Set exercise:
Without the pictures, return all of the material exactly as written.

----------

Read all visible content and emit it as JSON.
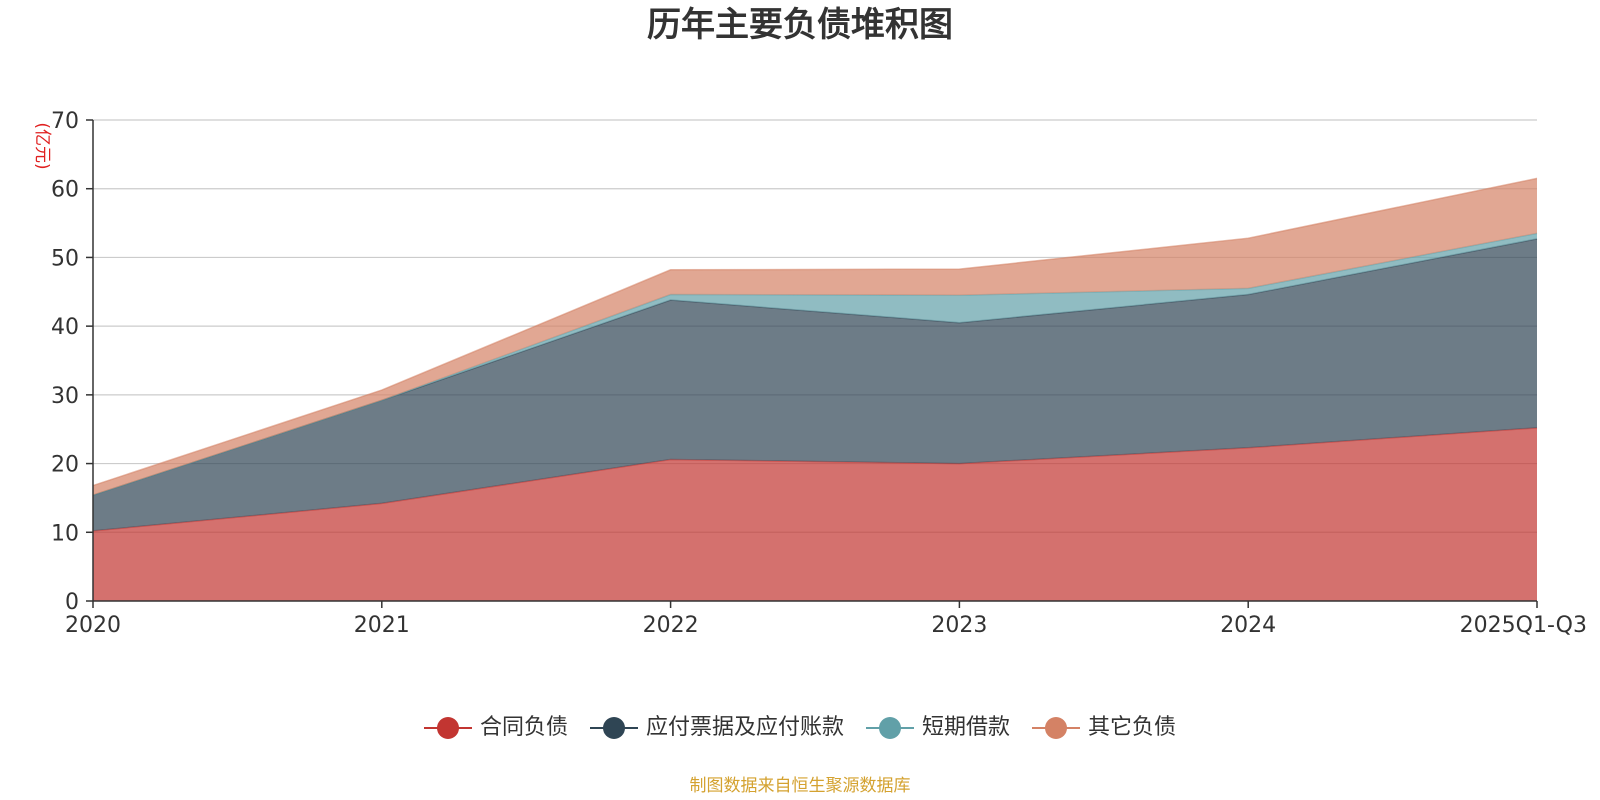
{
  "chart_data": {
    "type": "area",
    "stacked": true,
    "title": "历年主要负债堆积图",
    "unit_label": "(亿元)",
    "categories": [
      "2020",
      "2021",
      "2022",
      "2023",
      "2024",
      "2025Q1-Q3"
    ],
    "ylim": [
      0,
      70
    ],
    "yticks": [
      0,
      10,
      20,
      30,
      40,
      50,
      60,
      70
    ],
    "grid": true,
    "legend_position": "bottom-center",
    "series": [
      {
        "name": "合同负债",
        "color": "#c23531",
        "values": [
          10.2,
          14.2,
          20.6,
          20.0,
          22.3,
          25.2
        ]
      },
      {
        "name": "应付票据及应付账款",
        "color": "#2f4554",
        "values": [
          5.2,
          15.0,
          23.2,
          20.5,
          22.3,
          27.5
        ]
      },
      {
        "name": "短期借款",
        "color": "#61a0a8",
        "values": [
          0.0,
          0.0,
          0.8,
          4.0,
          0.9,
          0.8
        ]
      },
      {
        "name": "其它负债",
        "color": "#d48265",
        "values": [
          1.4,
          1.5,
          3.6,
          3.8,
          7.3,
          8.0
        ]
      }
    ],
    "source": "制图数据来自恒生聚源数据库"
  }
}
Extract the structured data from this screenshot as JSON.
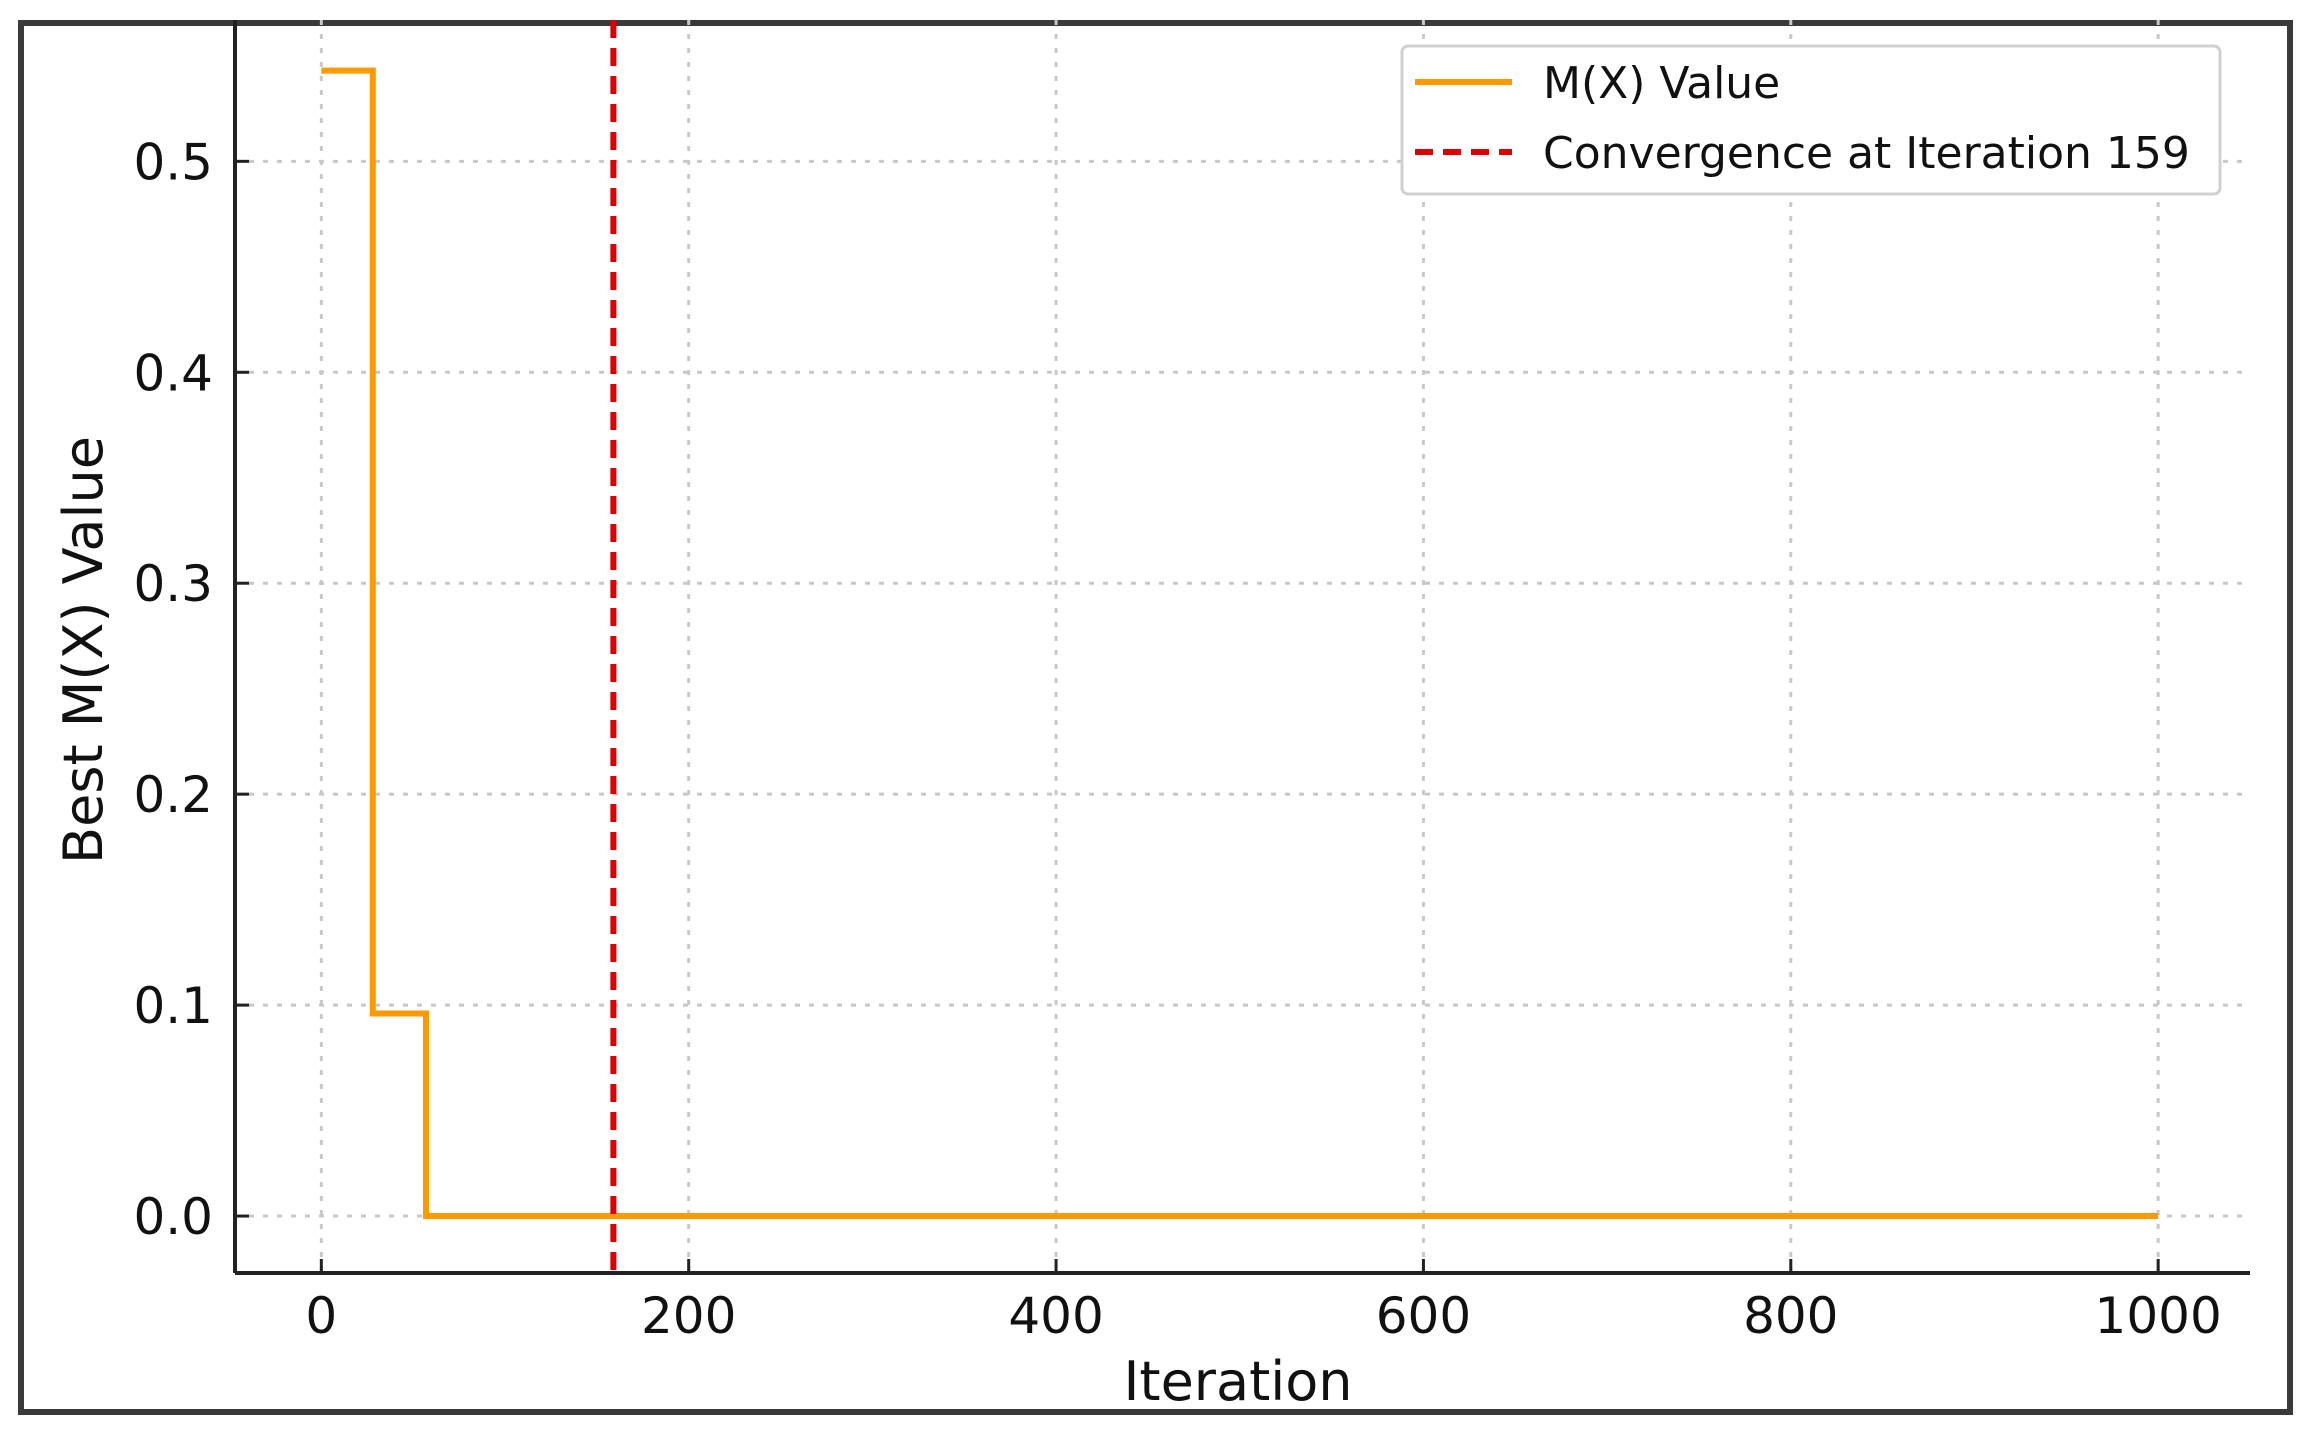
{
  "chart_data": {
    "type": "line",
    "xlabel": "Iteration",
    "ylabel": "Best M(X) Value",
    "xlim": [
      -47,
      1050
    ],
    "ylim": [
      -0.027,
      0.567
    ],
    "xticks": [
      0,
      200,
      400,
      600,
      800,
      1000
    ],
    "yticks": [
      0.0,
      0.1,
      0.2,
      0.3,
      0.4,
      0.5
    ],
    "x_tick_labels": [
      "0",
      "200",
      "400",
      "600",
      "800",
      "1000"
    ],
    "y_tick_labels": [
      "0.0",
      "0.1",
      "0.2",
      "0.3",
      "0.4",
      "0.5"
    ],
    "grid": true,
    "legend_position": "top-right",
    "series": [
      {
        "name": "M(X) Value",
        "color": "#FF9900",
        "style": "step",
        "x": [
          0,
          28,
          28,
          57,
          57,
          1000
        ],
        "y": [
          0.543,
          0.543,
          0.096,
          0.096,
          0.0,
          0.0
        ]
      }
    ],
    "vlines": [
      {
        "name": "Convergence at Iteration 159",
        "x": 159,
        "color": "#E00000",
        "style": "dashed"
      }
    ]
  }
}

----------

The completed task:
Read all visible content and emit it as JSON.
{
  "chart_data": {
    "type": "area",
    "stacked": true,
    "title": "历年主要负债堆积图",
    "unit_label": "(亿元)",
    "categories": [
      "2020",
      "2021",
      "2022",
      "2023",
      "2024",
      "2025Q1-Q3"
    ],
    "ylim": [
      0,
      70
    ],
    "yticks": [
      0,
      10,
      20,
      30,
      40,
      50,
      60,
      70
    ],
    "grid": true,
    "legend_position": "bottom-center",
    "series": [
      {
        "name": "合同负债",
        "color": "#c23531",
        "values": [
          10.2,
          14.2,
          20.6,
          20.0,
          22.3,
          25.2
        ]
      },
      {
        "name": "应付票据及应付账款",
        "color": "#2f4554",
        "values": [
          5.2,
          15.0,
          23.2,
          20.5,
          22.3,
          27.5
        ]
      },
      {
        "name": "短期借款",
        "color": "#61a0a8",
        "values": [
          0.0,
          0.0,
          0.8,
          4.0,
          0.9,
          0.8
        ]
      },
      {
        "name": "其它负债",
        "color": "#d48265",
        "values": [
          1.4,
          1.5,
          3.6,
          3.8,
          7.3,
          8.0
        ]
      }
    ],
    "source": "制图数据来自恒生聚源数据库"
  }
}
Extract the structured data from this screenshot as JSON.
{
  "chart_data": {
    "type": "line",
    "xlabel": "Iteration",
    "ylabel": "Best M(X) Value",
    "xlim": [
      -47,
      1050
    ],
    "ylim": [
      -0.027,
      0.567
    ],
    "xticks": [
      0,
      200,
      400,
      600,
      800,
      1000
    ],
    "yticks": [
      0.0,
      0.1,
      0.2,
      0.3,
      0.4,
      0.5
    ],
    "x_tick_labels": [
      "0",
      "200",
      "400",
      "600",
      "800",
      "1000"
    ],
    "y_tick_labels": [
      "0.0",
      "0.1",
      "0.2",
      "0.3",
      "0.4",
      "0.5"
    ],
    "grid": true,
    "legend_position": "top-right",
    "series": [
      {
        "name": "M(X) Value",
        "color": "#FF9900",
        "style": "step",
        "x": [
          0,
          28,
          28,
          57,
          57,
          1000
        ],
        "y": [
          0.543,
          0.543,
          0.096,
          0.096,
          0.0,
          0.0
        ]
      }
    ],
    "vlines": [
      {
        "name": "Convergence at Iteration 159",
        "x": 159,
        "color": "#E00000",
        "style": "dashed"
      }
    ]
  }
}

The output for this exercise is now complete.